• [WHAT THIS TASK INVOLVES]: Report the number of lines in these entries that contain "予观夫巴陵胜状". Write only the number.

[Dataset entries]
[start]
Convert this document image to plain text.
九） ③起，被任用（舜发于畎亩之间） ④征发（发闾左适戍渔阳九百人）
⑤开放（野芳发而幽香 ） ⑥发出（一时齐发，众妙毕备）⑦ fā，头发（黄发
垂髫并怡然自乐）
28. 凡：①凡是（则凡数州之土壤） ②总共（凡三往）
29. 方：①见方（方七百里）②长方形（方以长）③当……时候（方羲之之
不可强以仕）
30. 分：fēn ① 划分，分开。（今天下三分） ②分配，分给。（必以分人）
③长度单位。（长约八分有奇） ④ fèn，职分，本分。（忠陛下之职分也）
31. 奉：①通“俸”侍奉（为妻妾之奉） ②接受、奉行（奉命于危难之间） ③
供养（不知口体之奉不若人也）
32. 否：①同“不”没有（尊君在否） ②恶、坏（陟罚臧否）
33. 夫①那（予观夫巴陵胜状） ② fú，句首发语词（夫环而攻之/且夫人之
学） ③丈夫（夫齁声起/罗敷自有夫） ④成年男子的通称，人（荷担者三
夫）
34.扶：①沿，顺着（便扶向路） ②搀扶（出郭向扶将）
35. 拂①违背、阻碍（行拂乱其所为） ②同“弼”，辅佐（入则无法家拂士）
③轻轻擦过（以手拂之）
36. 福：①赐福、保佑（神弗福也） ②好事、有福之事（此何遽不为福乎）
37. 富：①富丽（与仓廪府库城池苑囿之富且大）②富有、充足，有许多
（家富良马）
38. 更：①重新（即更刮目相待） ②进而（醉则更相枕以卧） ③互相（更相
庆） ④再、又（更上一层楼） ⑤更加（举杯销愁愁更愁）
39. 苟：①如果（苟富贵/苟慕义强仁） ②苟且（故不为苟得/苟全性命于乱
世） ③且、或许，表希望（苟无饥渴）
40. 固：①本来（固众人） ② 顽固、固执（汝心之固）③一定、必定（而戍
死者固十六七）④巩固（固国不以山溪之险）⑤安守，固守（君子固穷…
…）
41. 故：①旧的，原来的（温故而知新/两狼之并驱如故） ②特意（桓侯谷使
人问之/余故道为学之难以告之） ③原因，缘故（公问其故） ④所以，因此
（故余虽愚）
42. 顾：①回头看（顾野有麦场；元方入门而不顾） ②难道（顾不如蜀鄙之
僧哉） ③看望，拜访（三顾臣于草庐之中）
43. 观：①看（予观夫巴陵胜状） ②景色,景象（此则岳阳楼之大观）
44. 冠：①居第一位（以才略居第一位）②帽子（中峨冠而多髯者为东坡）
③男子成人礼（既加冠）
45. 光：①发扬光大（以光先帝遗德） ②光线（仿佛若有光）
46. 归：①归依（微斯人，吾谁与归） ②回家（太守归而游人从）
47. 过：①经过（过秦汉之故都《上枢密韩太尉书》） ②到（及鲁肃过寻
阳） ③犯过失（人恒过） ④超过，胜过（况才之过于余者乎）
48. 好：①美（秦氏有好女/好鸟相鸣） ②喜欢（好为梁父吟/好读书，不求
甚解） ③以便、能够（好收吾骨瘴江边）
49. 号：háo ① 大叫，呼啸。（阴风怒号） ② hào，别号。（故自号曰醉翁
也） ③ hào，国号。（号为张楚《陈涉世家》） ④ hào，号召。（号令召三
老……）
[end]
• [RESULT OF THE TASK]: 2